Instructions for the task:
Locate each line with the string "date" in the listing below and copy it.

----- Provided information -----

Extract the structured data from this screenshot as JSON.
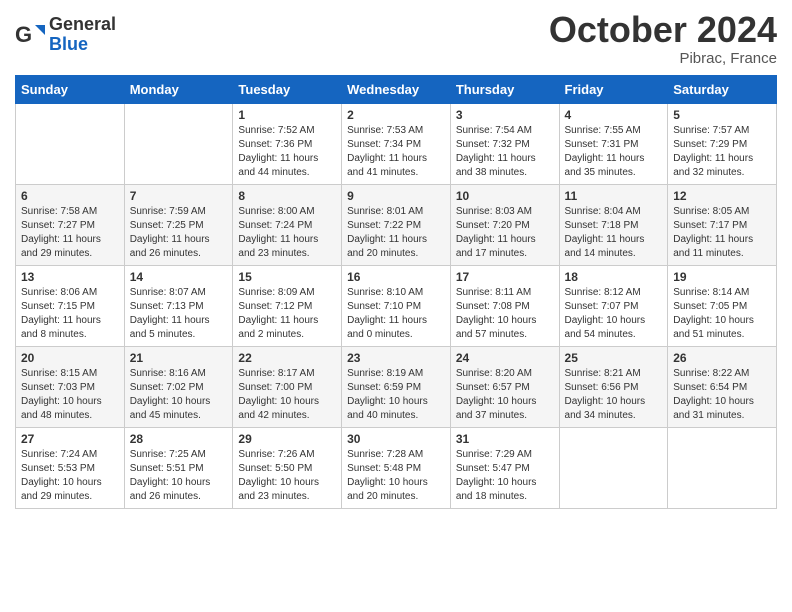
{
  "header": {
    "logo_general": "General",
    "logo_blue": "Blue",
    "month_title": "October 2024",
    "location": "Pibrac, France"
  },
  "days_of_week": [
    "Sunday",
    "Monday",
    "Tuesday",
    "Wednesday",
    "Thursday",
    "Friday",
    "Saturday"
  ],
  "weeks": [
    [
      {
        "day": "",
        "info": ""
      },
      {
        "day": "",
        "info": ""
      },
      {
        "day": "1",
        "info": "Sunrise: 7:52 AM\nSunset: 7:36 PM\nDaylight: 11 hours and 44 minutes."
      },
      {
        "day": "2",
        "info": "Sunrise: 7:53 AM\nSunset: 7:34 PM\nDaylight: 11 hours and 41 minutes."
      },
      {
        "day": "3",
        "info": "Sunrise: 7:54 AM\nSunset: 7:32 PM\nDaylight: 11 hours and 38 minutes."
      },
      {
        "day": "4",
        "info": "Sunrise: 7:55 AM\nSunset: 7:31 PM\nDaylight: 11 hours and 35 minutes."
      },
      {
        "day": "5",
        "info": "Sunrise: 7:57 AM\nSunset: 7:29 PM\nDaylight: 11 hours and 32 minutes."
      }
    ],
    [
      {
        "day": "6",
        "info": "Sunrise: 7:58 AM\nSunset: 7:27 PM\nDaylight: 11 hours and 29 minutes."
      },
      {
        "day": "7",
        "info": "Sunrise: 7:59 AM\nSunset: 7:25 PM\nDaylight: 11 hours and 26 minutes."
      },
      {
        "day": "8",
        "info": "Sunrise: 8:00 AM\nSunset: 7:24 PM\nDaylight: 11 hours and 23 minutes."
      },
      {
        "day": "9",
        "info": "Sunrise: 8:01 AM\nSunset: 7:22 PM\nDaylight: 11 hours and 20 minutes."
      },
      {
        "day": "10",
        "info": "Sunrise: 8:03 AM\nSunset: 7:20 PM\nDaylight: 11 hours and 17 minutes."
      },
      {
        "day": "11",
        "info": "Sunrise: 8:04 AM\nSunset: 7:18 PM\nDaylight: 11 hours and 14 minutes."
      },
      {
        "day": "12",
        "info": "Sunrise: 8:05 AM\nSunset: 7:17 PM\nDaylight: 11 hours and 11 minutes."
      }
    ],
    [
      {
        "day": "13",
        "info": "Sunrise: 8:06 AM\nSunset: 7:15 PM\nDaylight: 11 hours and 8 minutes."
      },
      {
        "day": "14",
        "info": "Sunrise: 8:07 AM\nSunset: 7:13 PM\nDaylight: 11 hours and 5 minutes."
      },
      {
        "day": "15",
        "info": "Sunrise: 8:09 AM\nSunset: 7:12 PM\nDaylight: 11 hours and 2 minutes."
      },
      {
        "day": "16",
        "info": "Sunrise: 8:10 AM\nSunset: 7:10 PM\nDaylight: 11 hours and 0 minutes."
      },
      {
        "day": "17",
        "info": "Sunrise: 8:11 AM\nSunset: 7:08 PM\nDaylight: 10 hours and 57 minutes."
      },
      {
        "day": "18",
        "info": "Sunrise: 8:12 AM\nSunset: 7:07 PM\nDaylight: 10 hours and 54 minutes."
      },
      {
        "day": "19",
        "info": "Sunrise: 8:14 AM\nSunset: 7:05 PM\nDaylight: 10 hours and 51 minutes."
      }
    ],
    [
      {
        "day": "20",
        "info": "Sunrise: 8:15 AM\nSunset: 7:03 PM\nDaylight: 10 hours and 48 minutes."
      },
      {
        "day": "21",
        "info": "Sunrise: 8:16 AM\nSunset: 7:02 PM\nDaylight: 10 hours and 45 minutes."
      },
      {
        "day": "22",
        "info": "Sunrise: 8:17 AM\nSunset: 7:00 PM\nDaylight: 10 hours and 42 minutes."
      },
      {
        "day": "23",
        "info": "Sunrise: 8:19 AM\nSunset: 6:59 PM\nDaylight: 10 hours and 40 minutes."
      },
      {
        "day": "24",
        "info": "Sunrise: 8:20 AM\nSunset: 6:57 PM\nDaylight: 10 hours and 37 minutes."
      },
      {
        "day": "25",
        "info": "Sunrise: 8:21 AM\nSunset: 6:56 PM\nDaylight: 10 hours and 34 minutes."
      },
      {
        "day": "26",
        "info": "Sunrise: 8:22 AM\nSunset: 6:54 PM\nDaylight: 10 hours and 31 minutes."
      }
    ],
    [
      {
        "day": "27",
        "info": "Sunrise: 7:24 AM\nSunset: 5:53 PM\nDaylight: 10 hours and 29 minutes."
      },
      {
        "day": "28",
        "info": "Sunrise: 7:25 AM\nSunset: 5:51 PM\nDaylight: 10 hours and 26 minutes."
      },
      {
        "day": "29",
        "info": "Sunrise: 7:26 AM\nSunset: 5:50 PM\nDaylight: 10 hours and 23 minutes."
      },
      {
        "day": "30",
        "info": "Sunrise: 7:28 AM\nSunset: 5:48 PM\nDaylight: 10 hours and 20 minutes."
      },
      {
        "day": "31",
        "info": "Sunrise: 7:29 AM\nSunset: 5:47 PM\nDaylight: 10 hours and 18 minutes."
      },
      {
        "day": "",
        "info": ""
      },
      {
        "day": "",
        "info": ""
      }
    ]
  ]
}
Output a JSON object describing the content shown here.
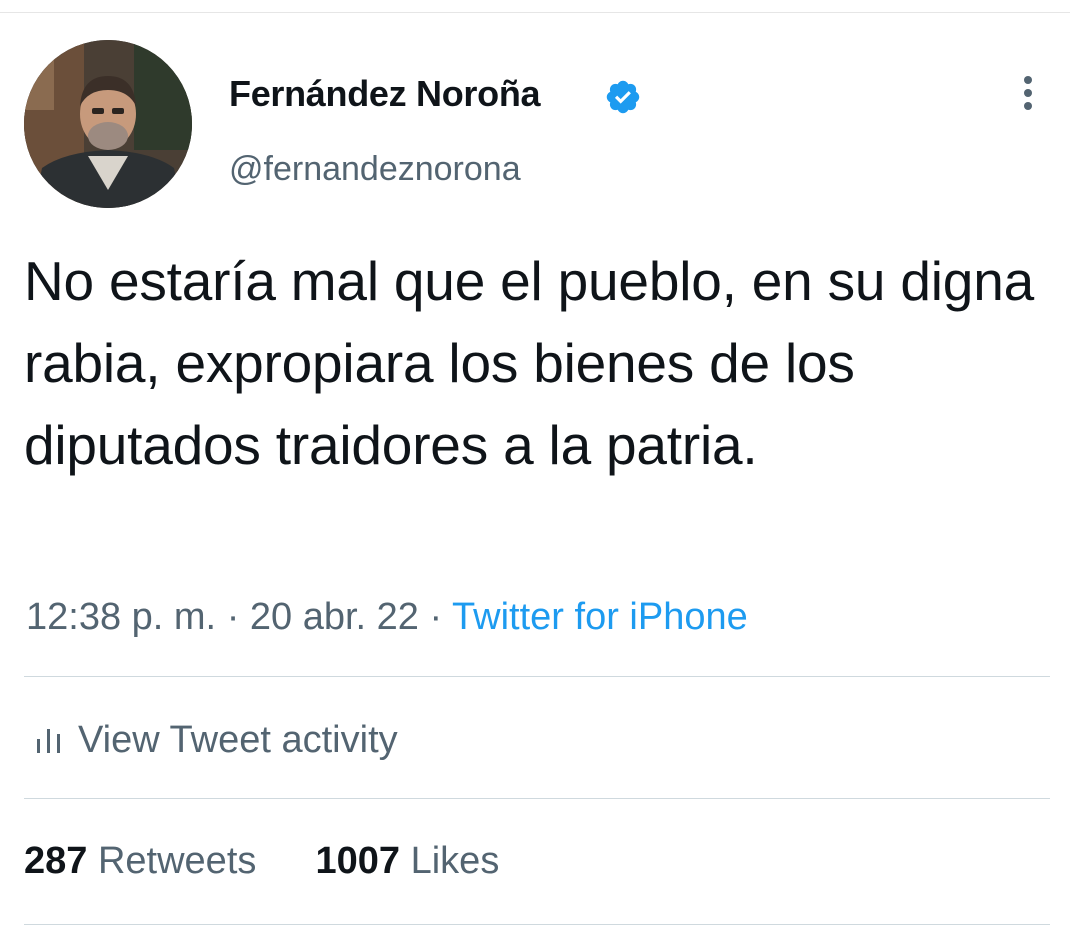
{
  "author": {
    "name": "Fernández Noroña",
    "handle": "@fernandeznorona",
    "verified": true
  },
  "tweet": {
    "text": "No estaría mal que el pueblo, en su digna rabia, expropiara los bienes de los diputados traidores a la patria."
  },
  "meta": {
    "time": "12:38 p. m.",
    "separator": "·",
    "date": "20 abr. 22",
    "source": "Twitter for iPhone"
  },
  "activity": {
    "label": "View Tweet activity"
  },
  "stats": {
    "retweets_count": "287",
    "retweets_label": "Retweets",
    "likes_count": "1007",
    "likes_label": "Likes"
  },
  "icons": {
    "verified": "verified-badge-icon",
    "more": "more-vertical-icon",
    "activity": "bar-chart-icon"
  },
  "colors": {
    "link": "#1d9bf0",
    "secondary_text": "#536471",
    "primary_text": "#0f1419",
    "divider": "#cfd9de"
  }
}
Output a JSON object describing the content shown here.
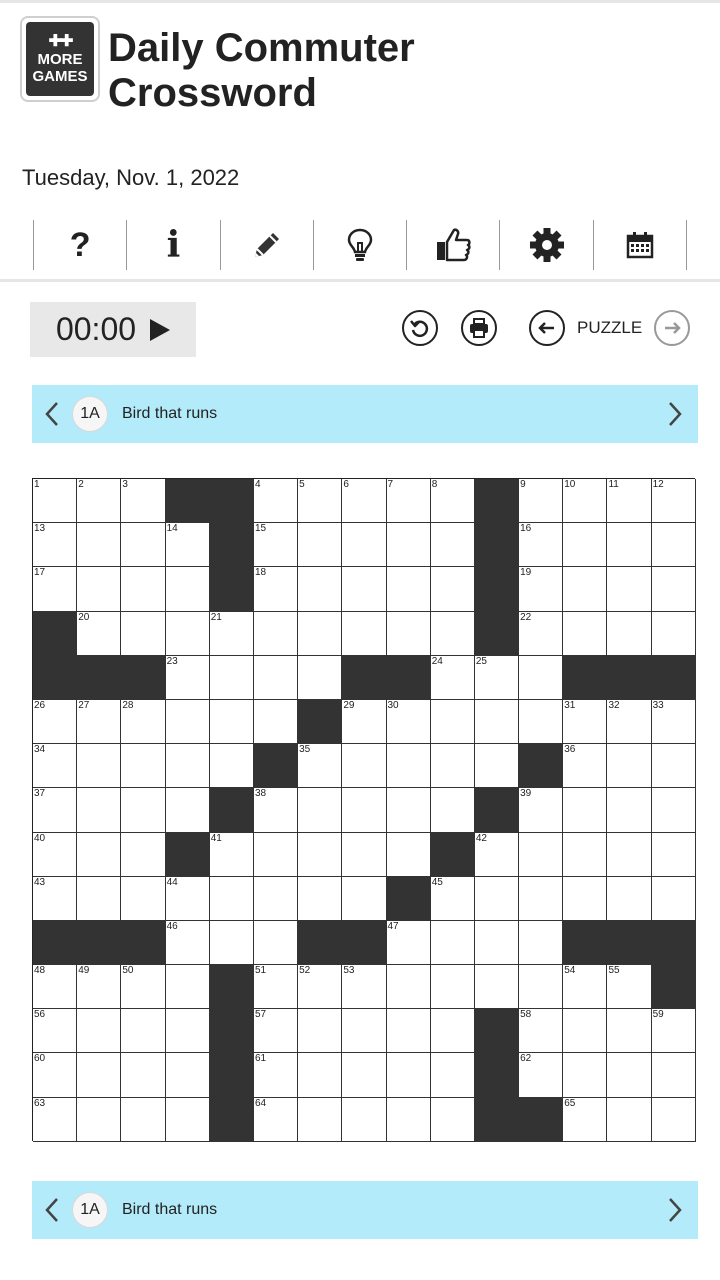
{
  "header": {
    "more_games_line1": "MORE",
    "more_games_line2": "GAMES",
    "title_line1": "Daily Commuter",
    "title_line2": "Crossword",
    "date": "Tuesday, Nov. 1, 2022"
  },
  "toolbar": {
    "items": [
      {
        "icon": "help-icon",
        "glyph": "?"
      },
      {
        "icon": "info-icon",
        "glyph": "i"
      },
      {
        "icon": "pencil-icon"
      },
      {
        "icon": "lightbulb-icon"
      },
      {
        "icon": "thumbs-up-icon"
      },
      {
        "icon": "gear-icon"
      },
      {
        "icon": "calendar-icon"
      }
    ]
  },
  "timer": {
    "value": "00:00"
  },
  "controls": {
    "puzzle_label": "PUZZLE"
  },
  "clue": {
    "number": "1A",
    "text": "Bird that runs"
  },
  "grid": {
    "size": 15,
    "rows": [
      "...##....#....",
      "....#.....#....",
      "....#.....#....",
      "#.........#....",
      "####....##...###",
      "......#.......",
      ".....#......#...",
      "....#......#....",
      "...#.....#.....",
      ".........#.....",
      "###....##......###",
      "....#.........#",
      "....#......#....",
      "....#......#....",
      "....#......##..."
    ],
    "numbers": [
      [
        "1",
        "2",
        "3",
        "",
        "",
        "4",
        "5",
        "6",
        "7",
        "8",
        "",
        "9",
        "10",
        "11",
        "12"
      ],
      [
        "13",
        "",
        "",
        "14",
        "",
        "15",
        "",
        "",
        "",
        "",
        "",
        "16",
        "",
        "",
        ""
      ],
      [
        "17",
        "",
        "",
        "",
        "",
        "18",
        "",
        "",
        "",
        "",
        "",
        "19",
        "",
        "",
        ""
      ],
      [
        "",
        "20",
        "",
        "",
        "21",
        "",
        "",
        "",
        "",
        "",
        "",
        "22",
        "",
        "",
        ""
      ],
      [
        "",
        "",
        "",
        "23",
        "",
        "",
        "",
        "",
        "",
        "24",
        "25",
        "",
        "",
        "",
        ""
      ],
      [
        "26",
        "27",
        "28",
        "",
        "",
        "",
        "",
        "29",
        "30",
        "",
        "",
        "",
        "31",
        "32",
        "33"
      ],
      [
        "34",
        "",
        "",
        "",
        "",
        "",
        "35",
        "",
        "",
        "",
        "",
        "",
        "36",
        "",
        ""
      ],
      [
        "37",
        "",
        "",
        "",
        "",
        "38",
        "",
        "",
        "",
        "",
        "",
        "39",
        "",
        "",
        ""
      ],
      [
        "40",
        "",
        "",
        "",
        "41",
        "",
        "",
        "",
        "",
        "",
        "42",
        "",
        "",
        "",
        ""
      ],
      [
        "43",
        "",
        "",
        "44",
        "",
        "",
        "",
        "",
        "",
        "45",
        "",
        "",
        "",
        "",
        ""
      ],
      [
        "",
        "",
        "",
        "46",
        "",
        "",
        "",
        "",
        "47",
        "",
        "",
        "",
        "",
        "",
        ""
      ],
      [
        "48",
        "49",
        "50",
        "",
        "",
        "51",
        "52",
        "53",
        "",
        "",
        "",
        "",
        "54",
        "55",
        ""
      ],
      [
        "56",
        "",
        "",
        "",
        "",
        "57",
        "",
        "",
        "",
        "",
        "",
        "58",
        "",
        "",
        "59"
      ],
      [
        "60",
        "",
        "",
        "",
        "",
        "61",
        "",
        "",
        "",
        "",
        "",
        "62",
        "",
        "",
        ""
      ],
      [
        "63",
        "",
        "",
        "",
        "",
        "64",
        "",
        "",
        "",
        "",
        "",
        "",
        "65",
        "",
        ""
      ]
    ]
  }
}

-----

The response:
    "date": "20 abr. 22",
    "date": "Tuesday, Nov. 1, 2022"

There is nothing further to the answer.